(Aim of the exercise): Give only the number of lines in the data that include the string "xlabel".

[Dataset items]

- - - - - - -

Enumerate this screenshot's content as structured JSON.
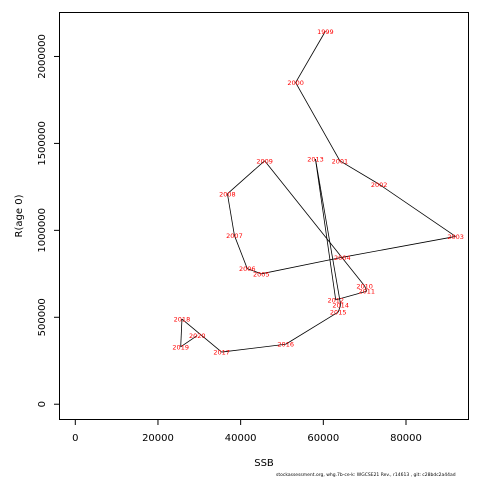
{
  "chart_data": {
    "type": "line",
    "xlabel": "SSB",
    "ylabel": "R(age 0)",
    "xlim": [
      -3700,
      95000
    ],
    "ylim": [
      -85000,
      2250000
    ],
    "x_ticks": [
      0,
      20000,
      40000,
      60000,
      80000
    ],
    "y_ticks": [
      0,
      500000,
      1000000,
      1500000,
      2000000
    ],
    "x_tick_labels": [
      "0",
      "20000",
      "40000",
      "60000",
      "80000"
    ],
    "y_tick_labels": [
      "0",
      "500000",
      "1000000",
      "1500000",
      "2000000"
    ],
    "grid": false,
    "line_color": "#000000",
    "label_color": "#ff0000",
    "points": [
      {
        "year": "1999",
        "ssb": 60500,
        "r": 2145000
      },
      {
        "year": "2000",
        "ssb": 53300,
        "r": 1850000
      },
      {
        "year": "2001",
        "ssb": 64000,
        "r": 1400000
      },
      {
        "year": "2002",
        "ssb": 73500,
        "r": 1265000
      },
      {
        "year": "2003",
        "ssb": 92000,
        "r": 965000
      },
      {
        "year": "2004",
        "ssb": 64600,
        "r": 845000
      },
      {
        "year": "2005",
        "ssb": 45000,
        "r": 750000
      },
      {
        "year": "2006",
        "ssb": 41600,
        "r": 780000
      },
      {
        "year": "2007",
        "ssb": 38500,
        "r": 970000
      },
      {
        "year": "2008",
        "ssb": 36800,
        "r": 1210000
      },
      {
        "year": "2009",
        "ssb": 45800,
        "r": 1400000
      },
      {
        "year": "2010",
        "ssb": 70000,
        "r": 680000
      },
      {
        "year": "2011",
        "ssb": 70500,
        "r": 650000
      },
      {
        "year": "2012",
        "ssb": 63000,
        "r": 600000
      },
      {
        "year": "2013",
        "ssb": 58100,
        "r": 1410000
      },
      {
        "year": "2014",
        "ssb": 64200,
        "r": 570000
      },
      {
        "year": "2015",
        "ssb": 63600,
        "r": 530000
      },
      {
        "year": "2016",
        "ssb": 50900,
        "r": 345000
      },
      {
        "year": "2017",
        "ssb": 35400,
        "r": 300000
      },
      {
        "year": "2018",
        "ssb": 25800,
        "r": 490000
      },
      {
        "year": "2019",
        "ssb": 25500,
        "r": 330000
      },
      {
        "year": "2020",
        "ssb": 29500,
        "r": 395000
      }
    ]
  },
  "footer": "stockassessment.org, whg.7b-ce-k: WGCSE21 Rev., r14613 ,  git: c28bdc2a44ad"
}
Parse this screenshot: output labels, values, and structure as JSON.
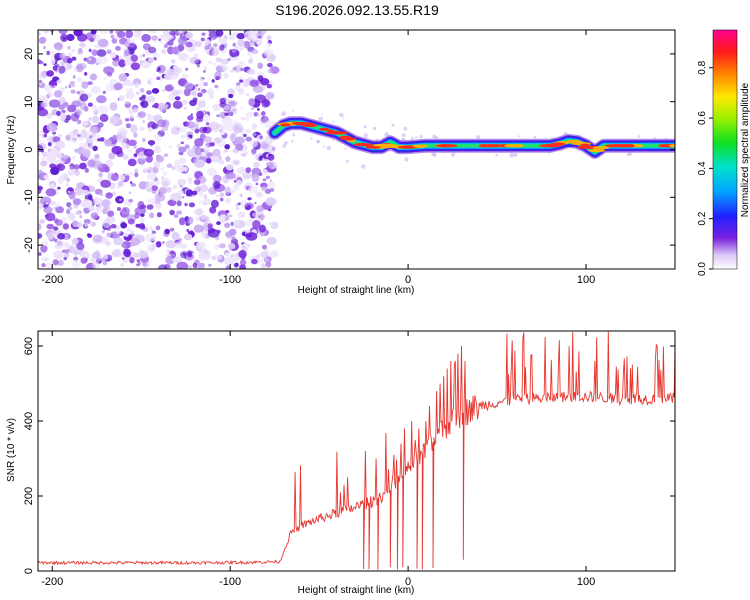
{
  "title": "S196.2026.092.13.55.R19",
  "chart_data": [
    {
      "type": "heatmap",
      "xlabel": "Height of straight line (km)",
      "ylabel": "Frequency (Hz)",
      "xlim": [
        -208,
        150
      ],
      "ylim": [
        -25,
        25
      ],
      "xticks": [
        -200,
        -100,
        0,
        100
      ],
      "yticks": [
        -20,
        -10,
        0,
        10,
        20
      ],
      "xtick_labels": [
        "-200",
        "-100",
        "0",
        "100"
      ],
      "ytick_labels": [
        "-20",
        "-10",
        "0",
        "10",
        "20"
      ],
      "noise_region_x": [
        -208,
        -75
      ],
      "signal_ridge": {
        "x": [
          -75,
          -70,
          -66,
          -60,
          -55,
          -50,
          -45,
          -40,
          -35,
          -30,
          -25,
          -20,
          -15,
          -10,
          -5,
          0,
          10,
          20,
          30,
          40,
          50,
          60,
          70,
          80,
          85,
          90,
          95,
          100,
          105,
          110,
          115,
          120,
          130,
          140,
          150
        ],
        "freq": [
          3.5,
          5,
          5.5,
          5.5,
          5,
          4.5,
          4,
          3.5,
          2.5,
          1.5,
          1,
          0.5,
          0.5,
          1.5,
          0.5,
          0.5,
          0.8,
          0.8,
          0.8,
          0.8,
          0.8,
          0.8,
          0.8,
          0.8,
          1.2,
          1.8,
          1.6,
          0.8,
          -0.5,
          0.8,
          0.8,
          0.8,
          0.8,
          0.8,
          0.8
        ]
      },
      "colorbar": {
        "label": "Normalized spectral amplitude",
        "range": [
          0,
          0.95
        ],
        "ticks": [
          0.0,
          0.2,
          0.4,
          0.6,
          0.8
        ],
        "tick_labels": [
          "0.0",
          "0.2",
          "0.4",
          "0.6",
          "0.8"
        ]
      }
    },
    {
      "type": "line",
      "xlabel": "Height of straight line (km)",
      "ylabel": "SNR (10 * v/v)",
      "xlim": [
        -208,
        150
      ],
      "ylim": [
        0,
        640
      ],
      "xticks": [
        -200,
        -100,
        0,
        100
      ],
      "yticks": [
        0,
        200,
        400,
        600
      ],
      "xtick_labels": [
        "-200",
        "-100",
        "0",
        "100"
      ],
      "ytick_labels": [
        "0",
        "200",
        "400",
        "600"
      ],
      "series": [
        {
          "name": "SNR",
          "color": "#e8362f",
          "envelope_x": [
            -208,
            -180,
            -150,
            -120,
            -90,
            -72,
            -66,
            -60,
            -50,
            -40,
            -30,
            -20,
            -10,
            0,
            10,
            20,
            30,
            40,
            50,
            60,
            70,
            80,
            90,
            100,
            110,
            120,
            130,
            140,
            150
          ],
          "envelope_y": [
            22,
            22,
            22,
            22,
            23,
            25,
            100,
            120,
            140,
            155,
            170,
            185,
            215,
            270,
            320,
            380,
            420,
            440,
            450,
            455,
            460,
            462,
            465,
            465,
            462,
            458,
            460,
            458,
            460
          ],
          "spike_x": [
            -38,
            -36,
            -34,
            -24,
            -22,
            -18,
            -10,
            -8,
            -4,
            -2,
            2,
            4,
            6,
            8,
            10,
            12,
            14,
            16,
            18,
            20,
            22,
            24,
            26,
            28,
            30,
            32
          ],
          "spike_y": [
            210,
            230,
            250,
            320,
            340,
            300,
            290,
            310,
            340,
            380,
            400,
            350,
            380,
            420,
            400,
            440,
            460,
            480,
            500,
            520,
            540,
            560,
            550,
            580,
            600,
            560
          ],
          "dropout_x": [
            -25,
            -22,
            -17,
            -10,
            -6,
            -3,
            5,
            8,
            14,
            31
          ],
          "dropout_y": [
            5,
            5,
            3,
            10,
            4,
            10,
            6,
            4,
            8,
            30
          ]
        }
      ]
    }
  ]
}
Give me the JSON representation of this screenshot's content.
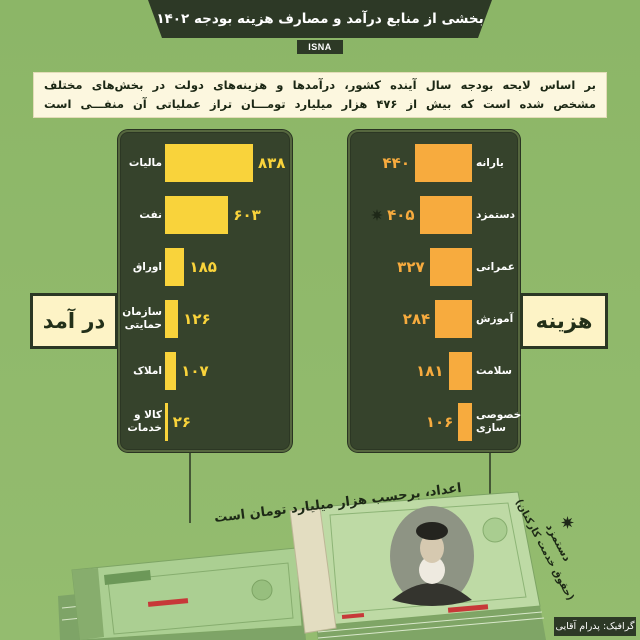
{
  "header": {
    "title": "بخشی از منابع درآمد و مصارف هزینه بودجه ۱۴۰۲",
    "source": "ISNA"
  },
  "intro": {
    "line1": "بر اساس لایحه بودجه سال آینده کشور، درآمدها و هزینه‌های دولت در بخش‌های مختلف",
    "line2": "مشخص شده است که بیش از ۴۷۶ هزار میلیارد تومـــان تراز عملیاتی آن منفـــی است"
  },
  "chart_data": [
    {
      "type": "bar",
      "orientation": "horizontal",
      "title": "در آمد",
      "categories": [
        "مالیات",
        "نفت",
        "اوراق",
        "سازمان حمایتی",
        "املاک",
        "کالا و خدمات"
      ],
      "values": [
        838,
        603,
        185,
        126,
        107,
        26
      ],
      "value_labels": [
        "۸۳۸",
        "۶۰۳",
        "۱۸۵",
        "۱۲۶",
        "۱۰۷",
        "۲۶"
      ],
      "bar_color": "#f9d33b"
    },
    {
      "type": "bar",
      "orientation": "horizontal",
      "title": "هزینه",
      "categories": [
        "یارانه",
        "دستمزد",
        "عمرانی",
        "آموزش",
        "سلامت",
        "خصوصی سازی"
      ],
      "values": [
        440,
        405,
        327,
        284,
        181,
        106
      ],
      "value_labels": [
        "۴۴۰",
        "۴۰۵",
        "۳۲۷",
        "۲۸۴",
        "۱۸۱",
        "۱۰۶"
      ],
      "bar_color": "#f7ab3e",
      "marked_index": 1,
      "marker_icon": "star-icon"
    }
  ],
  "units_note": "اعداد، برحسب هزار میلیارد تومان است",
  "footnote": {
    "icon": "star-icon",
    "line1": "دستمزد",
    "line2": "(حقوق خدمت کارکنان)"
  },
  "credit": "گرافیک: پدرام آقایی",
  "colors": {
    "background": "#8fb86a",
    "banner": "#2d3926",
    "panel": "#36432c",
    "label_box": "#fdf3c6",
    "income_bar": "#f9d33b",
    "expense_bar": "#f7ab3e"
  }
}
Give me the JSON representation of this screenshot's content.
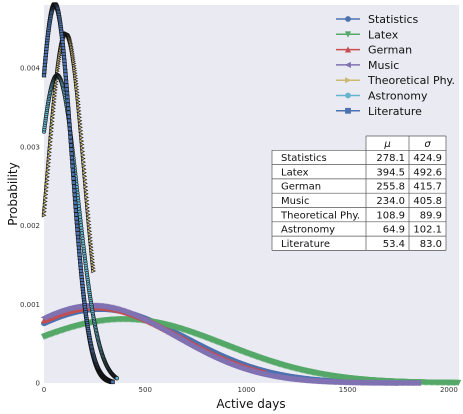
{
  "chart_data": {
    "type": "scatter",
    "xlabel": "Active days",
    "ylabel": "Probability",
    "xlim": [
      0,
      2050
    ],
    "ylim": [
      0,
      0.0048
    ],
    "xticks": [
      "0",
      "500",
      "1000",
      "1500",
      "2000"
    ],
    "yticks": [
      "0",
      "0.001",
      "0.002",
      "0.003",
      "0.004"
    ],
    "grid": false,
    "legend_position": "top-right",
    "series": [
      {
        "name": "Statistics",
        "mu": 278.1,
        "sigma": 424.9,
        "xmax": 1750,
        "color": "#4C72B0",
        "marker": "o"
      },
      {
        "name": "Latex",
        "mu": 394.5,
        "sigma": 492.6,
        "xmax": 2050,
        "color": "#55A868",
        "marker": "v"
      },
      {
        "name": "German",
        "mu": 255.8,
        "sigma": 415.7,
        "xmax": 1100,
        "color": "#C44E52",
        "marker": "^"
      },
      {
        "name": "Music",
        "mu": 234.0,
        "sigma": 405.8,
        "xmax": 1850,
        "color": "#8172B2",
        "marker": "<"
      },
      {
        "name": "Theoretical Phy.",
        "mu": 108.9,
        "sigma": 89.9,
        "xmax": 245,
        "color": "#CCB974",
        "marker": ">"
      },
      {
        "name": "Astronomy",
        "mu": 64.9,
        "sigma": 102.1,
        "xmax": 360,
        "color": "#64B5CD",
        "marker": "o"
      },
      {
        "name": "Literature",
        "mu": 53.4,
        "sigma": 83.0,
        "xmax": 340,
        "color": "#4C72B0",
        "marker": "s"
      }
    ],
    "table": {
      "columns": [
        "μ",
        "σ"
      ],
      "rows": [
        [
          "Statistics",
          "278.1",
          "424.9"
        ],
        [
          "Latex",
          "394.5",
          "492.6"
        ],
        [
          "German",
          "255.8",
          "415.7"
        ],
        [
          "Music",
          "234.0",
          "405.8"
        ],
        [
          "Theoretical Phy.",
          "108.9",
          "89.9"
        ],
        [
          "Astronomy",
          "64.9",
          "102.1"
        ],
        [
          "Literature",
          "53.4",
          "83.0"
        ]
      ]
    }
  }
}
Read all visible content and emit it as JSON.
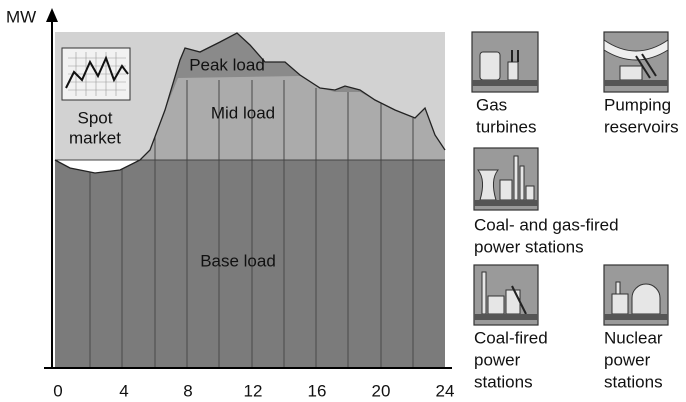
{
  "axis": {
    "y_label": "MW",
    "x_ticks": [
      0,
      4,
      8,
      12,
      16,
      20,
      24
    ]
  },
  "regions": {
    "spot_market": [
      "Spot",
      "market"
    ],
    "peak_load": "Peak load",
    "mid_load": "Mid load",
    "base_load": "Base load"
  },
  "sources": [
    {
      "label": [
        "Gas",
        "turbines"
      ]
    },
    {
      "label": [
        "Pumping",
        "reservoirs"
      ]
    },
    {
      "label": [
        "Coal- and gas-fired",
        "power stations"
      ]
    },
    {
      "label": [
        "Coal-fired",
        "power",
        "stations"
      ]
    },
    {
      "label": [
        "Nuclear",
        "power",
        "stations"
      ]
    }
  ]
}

- - - - - - -

(Task answer): 4